**DOCUMENT TEXT:**

Another military brat here (Army). I attended 13 different schools between kindergarten and 12th grade. I attended schools in Texas (in Galveston and Houston), Germany, California, Texas again (San Antonio), Tennessee, and Illinois (in a suburb north of Chicago).

Overall, it sucked. I was the new kid just about every year. By the time I made some friends in a given place, we were moving again. One of my worst years was moving from California to San Antonio over the Christmas holidays in the middle of 7th grade. I went from a public high school in the Bay Area to a military-run school in San Antonio that had a vice-principal who was proud of the paddle mounted on the wall in his office. :dubious:

The only good thing about this move was not having to finish my science project in Calfornia. One funny thing that happened was having to pick up an elective in the middle of the year in San Antonio. After going through a few of the options, my mom finally settled on “Reading,” remarking, “This should work. You like reading.” (True enough; I was a voracious reader.) Of course it was a remedial reading class. :smack: This was also the time that I was into Dungeons & Dragons, and the teacher did **not **like me reading D&D manuals – and I didn’t like to being told what to read. Anyway, one day the teacher assigned me to read the Adventures of Huckleberry Finn. I started the book in class, and finished it by the end of the day. The teacher yelled at me the next day for not reading my assigned book, and didn’t believe me when I said I’d already finished it. Eventually she prohibited me from reading D&D books in class completely, so I started reading these color-coded stories, which Google tells me was the SRA Reading Lab. I ended up reading every single story in the series. :smiley:

Another bad thing that happened due to these moves was the fact that the math curriculum in Tennessee had no provision for taking Algebra in 8th grade, which is generally necessary to be able to take calculus in high school. When I moved to Illinois, I was essentially a year behind, and didn’t get calculus until I got to college. For an engineering student, this was a disaster, since most of my classmates had already taken calculus, and the class was graded on a curve. The bottom line was that I felt like I was ahead of my classmates in math up through algebra, but fell behind thereafter and never really caught up.

**TASK GOAL:**
In the post about attending 13 different schools, why was the writer's college calculus class a disaster? Answer in one to three sentences.

**SUPPLIED INFORMATION:**
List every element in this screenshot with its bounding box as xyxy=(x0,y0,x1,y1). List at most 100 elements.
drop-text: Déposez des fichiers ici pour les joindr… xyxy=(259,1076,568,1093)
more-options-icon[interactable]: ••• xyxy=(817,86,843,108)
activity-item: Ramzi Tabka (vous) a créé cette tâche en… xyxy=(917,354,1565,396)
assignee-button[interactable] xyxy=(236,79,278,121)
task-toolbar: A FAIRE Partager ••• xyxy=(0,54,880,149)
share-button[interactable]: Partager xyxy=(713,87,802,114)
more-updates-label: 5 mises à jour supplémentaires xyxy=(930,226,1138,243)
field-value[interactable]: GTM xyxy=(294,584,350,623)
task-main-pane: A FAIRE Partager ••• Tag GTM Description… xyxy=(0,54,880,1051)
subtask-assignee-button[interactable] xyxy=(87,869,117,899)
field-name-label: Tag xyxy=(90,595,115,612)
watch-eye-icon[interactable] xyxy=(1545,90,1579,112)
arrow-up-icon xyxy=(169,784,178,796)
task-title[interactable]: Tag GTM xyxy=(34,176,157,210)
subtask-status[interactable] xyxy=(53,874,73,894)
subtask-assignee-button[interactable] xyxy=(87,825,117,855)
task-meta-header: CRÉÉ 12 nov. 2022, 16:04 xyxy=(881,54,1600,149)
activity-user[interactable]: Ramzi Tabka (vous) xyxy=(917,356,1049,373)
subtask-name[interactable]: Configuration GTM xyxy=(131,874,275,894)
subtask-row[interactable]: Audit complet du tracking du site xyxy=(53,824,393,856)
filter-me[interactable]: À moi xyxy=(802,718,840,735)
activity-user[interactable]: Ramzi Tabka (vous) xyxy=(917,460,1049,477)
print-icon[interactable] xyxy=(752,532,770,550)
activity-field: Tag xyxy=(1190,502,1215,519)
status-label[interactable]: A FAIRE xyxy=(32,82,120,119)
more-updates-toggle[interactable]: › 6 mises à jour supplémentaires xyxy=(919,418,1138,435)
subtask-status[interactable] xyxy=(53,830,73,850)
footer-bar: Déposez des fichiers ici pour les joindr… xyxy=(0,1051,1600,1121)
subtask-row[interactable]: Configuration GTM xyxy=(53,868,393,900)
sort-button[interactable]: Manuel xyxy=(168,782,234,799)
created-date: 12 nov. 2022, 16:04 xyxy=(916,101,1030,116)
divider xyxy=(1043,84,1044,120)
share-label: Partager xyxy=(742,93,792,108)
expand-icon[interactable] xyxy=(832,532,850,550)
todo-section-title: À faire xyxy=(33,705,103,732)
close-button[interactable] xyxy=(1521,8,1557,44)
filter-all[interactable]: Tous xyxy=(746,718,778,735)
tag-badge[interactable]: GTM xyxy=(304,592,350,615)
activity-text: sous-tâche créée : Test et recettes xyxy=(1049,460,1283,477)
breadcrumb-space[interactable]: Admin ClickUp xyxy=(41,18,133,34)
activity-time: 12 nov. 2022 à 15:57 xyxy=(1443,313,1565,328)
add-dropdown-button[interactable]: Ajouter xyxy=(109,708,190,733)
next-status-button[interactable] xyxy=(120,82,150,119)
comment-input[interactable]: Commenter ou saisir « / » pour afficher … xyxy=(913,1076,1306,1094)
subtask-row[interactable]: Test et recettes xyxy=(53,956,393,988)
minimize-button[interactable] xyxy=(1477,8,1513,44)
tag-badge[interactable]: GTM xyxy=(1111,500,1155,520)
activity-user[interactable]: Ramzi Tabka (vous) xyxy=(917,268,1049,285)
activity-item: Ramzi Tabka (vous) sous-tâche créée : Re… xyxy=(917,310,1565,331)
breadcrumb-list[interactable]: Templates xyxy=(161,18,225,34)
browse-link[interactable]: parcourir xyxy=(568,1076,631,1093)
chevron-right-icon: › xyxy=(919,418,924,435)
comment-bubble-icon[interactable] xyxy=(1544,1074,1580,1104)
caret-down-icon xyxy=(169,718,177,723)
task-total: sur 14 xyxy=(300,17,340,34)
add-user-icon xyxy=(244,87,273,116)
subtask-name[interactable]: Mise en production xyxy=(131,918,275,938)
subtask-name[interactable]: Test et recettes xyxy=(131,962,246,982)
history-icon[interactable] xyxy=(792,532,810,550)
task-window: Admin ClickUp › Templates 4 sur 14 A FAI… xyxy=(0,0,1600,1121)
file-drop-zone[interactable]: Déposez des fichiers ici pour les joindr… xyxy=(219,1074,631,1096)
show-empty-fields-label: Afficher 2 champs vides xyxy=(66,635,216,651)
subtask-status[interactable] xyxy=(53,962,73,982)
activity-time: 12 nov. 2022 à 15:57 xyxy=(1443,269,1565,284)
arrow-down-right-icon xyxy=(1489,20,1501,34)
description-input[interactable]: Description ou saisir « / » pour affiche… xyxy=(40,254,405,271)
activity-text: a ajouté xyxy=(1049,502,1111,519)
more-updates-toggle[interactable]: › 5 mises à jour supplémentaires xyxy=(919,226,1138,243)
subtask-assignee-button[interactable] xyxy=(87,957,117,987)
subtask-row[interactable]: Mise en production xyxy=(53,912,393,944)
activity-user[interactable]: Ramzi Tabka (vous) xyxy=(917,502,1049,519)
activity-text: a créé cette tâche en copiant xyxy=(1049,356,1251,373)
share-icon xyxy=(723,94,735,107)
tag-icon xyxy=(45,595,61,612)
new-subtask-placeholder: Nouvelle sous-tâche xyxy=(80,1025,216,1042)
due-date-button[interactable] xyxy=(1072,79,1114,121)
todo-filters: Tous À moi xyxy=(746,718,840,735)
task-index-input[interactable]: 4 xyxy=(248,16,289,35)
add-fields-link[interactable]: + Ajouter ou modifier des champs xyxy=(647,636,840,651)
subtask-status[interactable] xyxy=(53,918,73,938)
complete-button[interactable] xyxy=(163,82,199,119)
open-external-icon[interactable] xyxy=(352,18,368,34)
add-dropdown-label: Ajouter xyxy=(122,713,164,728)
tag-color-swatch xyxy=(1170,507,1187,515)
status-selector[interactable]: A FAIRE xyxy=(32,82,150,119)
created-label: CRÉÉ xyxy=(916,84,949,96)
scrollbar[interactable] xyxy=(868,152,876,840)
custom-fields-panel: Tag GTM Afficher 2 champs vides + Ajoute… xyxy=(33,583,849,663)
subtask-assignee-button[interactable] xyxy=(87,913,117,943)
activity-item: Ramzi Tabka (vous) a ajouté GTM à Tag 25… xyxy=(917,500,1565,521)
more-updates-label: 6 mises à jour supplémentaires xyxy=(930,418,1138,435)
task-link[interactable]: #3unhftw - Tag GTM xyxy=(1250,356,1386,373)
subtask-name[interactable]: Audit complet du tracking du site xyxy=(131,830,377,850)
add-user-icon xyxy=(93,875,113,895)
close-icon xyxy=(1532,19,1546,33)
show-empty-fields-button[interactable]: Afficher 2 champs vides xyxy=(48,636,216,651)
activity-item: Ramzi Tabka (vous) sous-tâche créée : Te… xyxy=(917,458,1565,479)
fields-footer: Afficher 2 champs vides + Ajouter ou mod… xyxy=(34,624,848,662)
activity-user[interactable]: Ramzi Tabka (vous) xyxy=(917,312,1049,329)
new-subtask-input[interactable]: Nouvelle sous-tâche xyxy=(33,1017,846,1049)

**RESPONSE:**
Tennessee's math curriculum offered no way to take Algebra in 8th grade, so after moving to Illinois the writer was a year behind and didn't take calculus until college. As an engineering student, the writer was then in a class graded on a curve, and most classmates had already taken calculus.